→ Data records
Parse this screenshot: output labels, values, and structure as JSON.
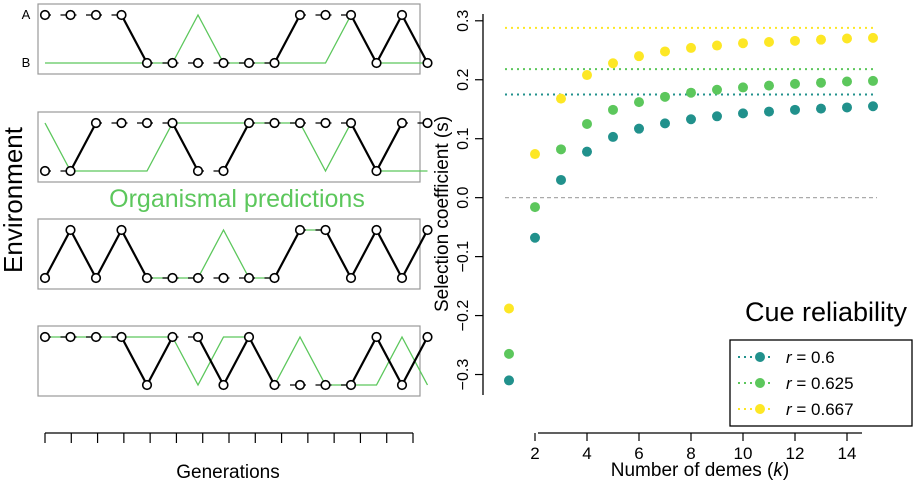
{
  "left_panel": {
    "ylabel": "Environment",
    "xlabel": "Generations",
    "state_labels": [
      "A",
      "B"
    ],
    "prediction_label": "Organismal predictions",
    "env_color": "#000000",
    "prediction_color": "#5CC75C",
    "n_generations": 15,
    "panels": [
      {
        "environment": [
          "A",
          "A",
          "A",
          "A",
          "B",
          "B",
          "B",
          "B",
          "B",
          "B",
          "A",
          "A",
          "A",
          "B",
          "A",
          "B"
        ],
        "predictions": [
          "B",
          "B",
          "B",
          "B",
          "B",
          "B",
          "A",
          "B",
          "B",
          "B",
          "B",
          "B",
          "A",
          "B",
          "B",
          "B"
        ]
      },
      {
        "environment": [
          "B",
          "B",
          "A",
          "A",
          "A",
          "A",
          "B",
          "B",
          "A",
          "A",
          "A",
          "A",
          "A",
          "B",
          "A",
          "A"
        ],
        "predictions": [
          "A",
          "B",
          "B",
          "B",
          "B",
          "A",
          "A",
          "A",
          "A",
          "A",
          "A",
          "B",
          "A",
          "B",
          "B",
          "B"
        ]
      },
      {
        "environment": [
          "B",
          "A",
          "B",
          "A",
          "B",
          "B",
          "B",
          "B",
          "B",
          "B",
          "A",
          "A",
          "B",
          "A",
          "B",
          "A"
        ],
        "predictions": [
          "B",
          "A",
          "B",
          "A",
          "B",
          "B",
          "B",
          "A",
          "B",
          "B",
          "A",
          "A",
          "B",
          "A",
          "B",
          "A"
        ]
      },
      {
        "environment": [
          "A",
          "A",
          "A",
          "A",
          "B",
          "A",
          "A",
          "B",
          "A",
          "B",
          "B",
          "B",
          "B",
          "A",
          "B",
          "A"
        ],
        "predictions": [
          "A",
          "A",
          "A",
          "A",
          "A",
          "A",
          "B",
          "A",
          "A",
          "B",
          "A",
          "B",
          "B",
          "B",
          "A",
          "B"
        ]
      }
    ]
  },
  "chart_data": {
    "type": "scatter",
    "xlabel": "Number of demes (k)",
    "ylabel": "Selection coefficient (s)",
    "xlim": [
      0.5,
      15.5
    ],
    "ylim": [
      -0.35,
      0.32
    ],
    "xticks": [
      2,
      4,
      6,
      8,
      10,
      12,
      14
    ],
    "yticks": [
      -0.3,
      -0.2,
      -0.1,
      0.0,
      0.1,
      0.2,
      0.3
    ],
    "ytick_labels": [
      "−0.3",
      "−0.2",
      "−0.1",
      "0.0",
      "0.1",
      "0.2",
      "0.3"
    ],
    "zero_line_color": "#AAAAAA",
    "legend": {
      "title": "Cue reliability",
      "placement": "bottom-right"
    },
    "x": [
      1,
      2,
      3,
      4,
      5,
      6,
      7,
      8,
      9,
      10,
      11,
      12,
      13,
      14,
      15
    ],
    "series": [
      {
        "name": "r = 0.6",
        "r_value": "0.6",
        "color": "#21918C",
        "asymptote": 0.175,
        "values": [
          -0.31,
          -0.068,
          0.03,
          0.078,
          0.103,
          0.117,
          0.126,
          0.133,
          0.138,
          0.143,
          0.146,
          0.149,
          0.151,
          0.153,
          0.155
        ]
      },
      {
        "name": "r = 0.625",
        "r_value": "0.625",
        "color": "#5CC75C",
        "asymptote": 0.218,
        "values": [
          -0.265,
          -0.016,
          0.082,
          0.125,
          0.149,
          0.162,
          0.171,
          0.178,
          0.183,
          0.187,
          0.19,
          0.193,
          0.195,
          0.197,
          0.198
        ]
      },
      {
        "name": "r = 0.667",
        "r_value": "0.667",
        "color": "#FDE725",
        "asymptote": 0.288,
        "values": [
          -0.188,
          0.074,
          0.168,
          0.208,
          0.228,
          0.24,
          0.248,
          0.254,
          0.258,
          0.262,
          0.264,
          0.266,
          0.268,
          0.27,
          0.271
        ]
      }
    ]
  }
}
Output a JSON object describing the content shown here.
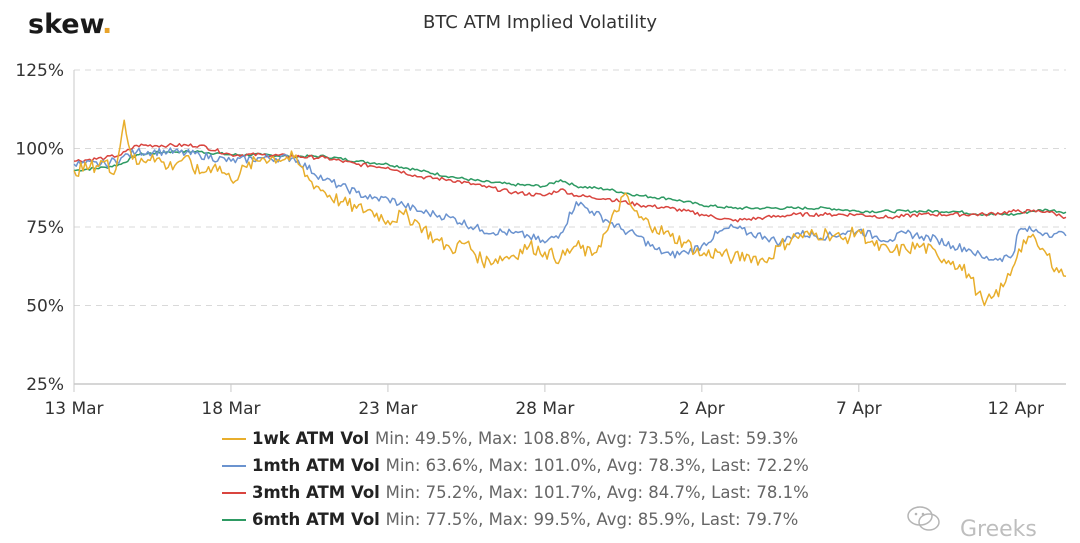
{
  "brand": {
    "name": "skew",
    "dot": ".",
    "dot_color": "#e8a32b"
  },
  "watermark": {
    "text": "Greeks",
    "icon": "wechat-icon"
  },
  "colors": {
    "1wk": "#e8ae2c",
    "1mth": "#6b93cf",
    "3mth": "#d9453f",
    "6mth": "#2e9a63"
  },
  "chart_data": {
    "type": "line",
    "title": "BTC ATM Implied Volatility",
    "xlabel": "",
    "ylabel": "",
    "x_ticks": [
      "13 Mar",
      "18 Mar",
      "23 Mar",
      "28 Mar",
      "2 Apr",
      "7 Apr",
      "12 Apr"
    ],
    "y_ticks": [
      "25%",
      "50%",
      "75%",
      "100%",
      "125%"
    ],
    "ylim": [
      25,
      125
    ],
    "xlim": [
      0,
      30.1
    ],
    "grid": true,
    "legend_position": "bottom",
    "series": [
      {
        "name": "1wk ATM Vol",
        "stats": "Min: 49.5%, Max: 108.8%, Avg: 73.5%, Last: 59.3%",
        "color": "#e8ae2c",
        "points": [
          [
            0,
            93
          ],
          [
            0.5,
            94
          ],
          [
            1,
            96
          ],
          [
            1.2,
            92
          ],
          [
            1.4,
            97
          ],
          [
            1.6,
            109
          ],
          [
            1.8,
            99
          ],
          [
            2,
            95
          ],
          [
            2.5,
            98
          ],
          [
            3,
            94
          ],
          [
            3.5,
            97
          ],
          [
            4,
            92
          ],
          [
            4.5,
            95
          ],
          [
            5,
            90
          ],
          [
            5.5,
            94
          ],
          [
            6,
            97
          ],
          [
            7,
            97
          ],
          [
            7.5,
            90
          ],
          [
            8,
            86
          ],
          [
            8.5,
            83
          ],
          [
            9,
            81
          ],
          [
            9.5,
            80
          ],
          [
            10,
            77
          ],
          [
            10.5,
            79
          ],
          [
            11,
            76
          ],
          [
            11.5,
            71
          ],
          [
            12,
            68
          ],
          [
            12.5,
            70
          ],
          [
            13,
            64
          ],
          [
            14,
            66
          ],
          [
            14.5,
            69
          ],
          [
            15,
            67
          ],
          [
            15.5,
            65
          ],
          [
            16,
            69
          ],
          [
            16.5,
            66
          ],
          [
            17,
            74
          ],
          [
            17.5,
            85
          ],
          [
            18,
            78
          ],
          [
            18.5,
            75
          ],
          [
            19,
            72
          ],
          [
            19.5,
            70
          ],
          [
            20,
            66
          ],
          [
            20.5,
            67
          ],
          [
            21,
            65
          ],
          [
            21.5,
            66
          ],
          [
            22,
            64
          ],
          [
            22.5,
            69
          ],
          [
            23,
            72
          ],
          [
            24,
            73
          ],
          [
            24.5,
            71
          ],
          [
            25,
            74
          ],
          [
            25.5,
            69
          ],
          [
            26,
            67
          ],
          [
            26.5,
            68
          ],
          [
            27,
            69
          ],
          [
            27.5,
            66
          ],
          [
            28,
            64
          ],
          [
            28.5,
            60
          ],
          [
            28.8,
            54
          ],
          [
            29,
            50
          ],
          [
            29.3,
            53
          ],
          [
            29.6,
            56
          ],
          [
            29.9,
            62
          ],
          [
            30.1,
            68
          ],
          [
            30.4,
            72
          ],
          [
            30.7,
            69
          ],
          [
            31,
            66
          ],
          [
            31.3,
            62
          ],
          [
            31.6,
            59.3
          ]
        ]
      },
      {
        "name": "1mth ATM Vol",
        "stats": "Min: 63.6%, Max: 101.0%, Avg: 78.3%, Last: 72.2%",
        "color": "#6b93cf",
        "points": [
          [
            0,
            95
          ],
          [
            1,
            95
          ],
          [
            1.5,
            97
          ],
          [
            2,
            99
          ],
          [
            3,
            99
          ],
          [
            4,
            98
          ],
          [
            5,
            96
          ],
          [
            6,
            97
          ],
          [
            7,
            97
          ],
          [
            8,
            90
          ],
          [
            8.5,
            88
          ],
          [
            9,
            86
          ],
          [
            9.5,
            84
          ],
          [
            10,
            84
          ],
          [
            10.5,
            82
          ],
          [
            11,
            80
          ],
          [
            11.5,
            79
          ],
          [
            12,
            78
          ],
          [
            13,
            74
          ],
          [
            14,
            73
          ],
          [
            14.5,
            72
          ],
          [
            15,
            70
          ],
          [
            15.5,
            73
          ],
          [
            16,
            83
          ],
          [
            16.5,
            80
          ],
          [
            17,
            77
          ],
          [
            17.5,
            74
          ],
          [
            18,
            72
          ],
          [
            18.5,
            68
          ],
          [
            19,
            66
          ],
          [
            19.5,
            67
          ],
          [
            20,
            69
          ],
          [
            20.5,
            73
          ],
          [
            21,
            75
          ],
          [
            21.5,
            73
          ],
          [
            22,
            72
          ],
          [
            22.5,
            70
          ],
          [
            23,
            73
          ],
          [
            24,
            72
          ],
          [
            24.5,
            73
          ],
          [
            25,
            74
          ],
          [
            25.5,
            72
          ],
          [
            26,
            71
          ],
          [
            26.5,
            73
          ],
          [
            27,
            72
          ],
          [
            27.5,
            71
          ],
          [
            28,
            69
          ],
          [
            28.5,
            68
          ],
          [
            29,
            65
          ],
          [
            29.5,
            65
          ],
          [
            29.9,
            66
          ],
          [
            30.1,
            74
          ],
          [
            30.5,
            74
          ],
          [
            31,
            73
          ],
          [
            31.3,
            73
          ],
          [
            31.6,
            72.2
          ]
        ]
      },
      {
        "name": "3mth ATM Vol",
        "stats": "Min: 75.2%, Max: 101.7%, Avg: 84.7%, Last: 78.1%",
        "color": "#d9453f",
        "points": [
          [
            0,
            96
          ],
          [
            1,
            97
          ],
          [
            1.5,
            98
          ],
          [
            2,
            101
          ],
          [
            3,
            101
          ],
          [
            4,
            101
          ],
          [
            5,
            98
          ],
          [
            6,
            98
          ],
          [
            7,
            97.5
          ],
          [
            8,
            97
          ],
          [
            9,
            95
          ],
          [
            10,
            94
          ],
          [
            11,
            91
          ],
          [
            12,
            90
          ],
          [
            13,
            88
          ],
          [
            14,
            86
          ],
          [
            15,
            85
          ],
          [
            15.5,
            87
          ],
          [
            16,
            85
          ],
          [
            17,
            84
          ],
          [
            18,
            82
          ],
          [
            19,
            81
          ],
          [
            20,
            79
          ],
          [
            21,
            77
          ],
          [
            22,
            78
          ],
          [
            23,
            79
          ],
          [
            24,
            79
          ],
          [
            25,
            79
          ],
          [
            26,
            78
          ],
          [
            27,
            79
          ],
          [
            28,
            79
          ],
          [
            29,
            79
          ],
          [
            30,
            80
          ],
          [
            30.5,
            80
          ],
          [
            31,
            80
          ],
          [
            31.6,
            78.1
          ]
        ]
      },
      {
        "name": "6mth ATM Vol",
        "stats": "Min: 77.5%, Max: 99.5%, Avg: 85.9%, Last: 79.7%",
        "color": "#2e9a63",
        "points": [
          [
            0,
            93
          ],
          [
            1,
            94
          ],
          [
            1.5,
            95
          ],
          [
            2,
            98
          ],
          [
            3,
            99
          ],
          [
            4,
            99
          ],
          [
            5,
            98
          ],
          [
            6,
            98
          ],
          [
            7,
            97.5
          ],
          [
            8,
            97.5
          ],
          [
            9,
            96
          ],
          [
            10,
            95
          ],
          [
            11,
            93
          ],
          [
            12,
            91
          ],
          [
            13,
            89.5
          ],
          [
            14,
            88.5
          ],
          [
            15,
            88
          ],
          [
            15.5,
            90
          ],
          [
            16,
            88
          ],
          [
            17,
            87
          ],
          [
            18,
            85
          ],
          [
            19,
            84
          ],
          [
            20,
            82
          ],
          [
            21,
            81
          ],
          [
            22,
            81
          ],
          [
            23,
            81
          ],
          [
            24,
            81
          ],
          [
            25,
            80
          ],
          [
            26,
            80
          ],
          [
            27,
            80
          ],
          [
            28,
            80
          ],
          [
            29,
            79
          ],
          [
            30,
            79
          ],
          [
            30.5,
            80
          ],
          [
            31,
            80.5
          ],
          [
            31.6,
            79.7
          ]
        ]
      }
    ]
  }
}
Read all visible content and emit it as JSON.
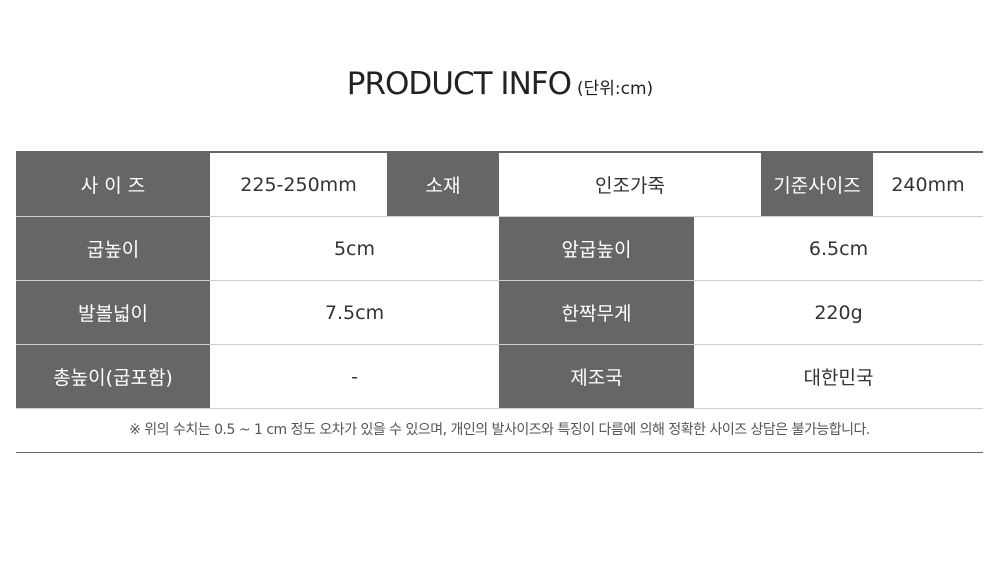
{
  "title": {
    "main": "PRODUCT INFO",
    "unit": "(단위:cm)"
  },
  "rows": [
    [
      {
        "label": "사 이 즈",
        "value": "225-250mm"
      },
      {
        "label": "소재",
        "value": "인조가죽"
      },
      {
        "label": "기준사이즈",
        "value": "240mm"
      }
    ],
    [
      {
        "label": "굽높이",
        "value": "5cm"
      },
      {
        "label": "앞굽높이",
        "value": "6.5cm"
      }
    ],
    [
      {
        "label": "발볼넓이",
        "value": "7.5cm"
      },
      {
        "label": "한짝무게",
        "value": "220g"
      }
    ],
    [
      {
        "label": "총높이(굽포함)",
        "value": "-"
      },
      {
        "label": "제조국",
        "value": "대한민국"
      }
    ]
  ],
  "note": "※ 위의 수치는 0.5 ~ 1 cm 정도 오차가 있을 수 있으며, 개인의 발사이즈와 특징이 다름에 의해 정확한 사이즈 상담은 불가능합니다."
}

→ Given instruction
Extract precisely the lines beginning at the line containing "Read all visible content and emit it as JSON." and ending at the last line of the entries above, exactly as written and with no pictures.

→ Response below
Read all visible content and emit it as JSON.
{
  "title": {
    "main": "PRODUCT INFO",
    "unit": "(단위:cm)"
  },
  "rows": [
    [
      {
        "label": "사 이 즈",
        "value": "225-250mm"
      },
      {
        "label": "소재",
        "value": "인조가죽"
      },
      {
        "label": "기준사이즈",
        "value": "240mm"
      }
    ],
    [
      {
        "label": "굽높이",
        "value": "5cm"
      },
      {
        "label": "앞굽높이",
        "value": "6.5cm"
      }
    ],
    [
      {
        "label": "발볼넓이",
        "value": "7.5cm"
      },
      {
        "label": "한짝무게",
        "value": "220g"
      }
    ],
    [
      {
        "label": "총높이(굽포함)",
        "value": "-"
      },
      {
        "label": "제조국",
        "value": "대한민국"
      }
    ]
  ],
  "note": "※ 위의 수치는 0.5 ~ 1 cm 정도 오차가 있을 수 있으며, 개인의 발사이즈와 특징이 다름에 의해 정확한 사이즈 상담은 불가능합니다."
}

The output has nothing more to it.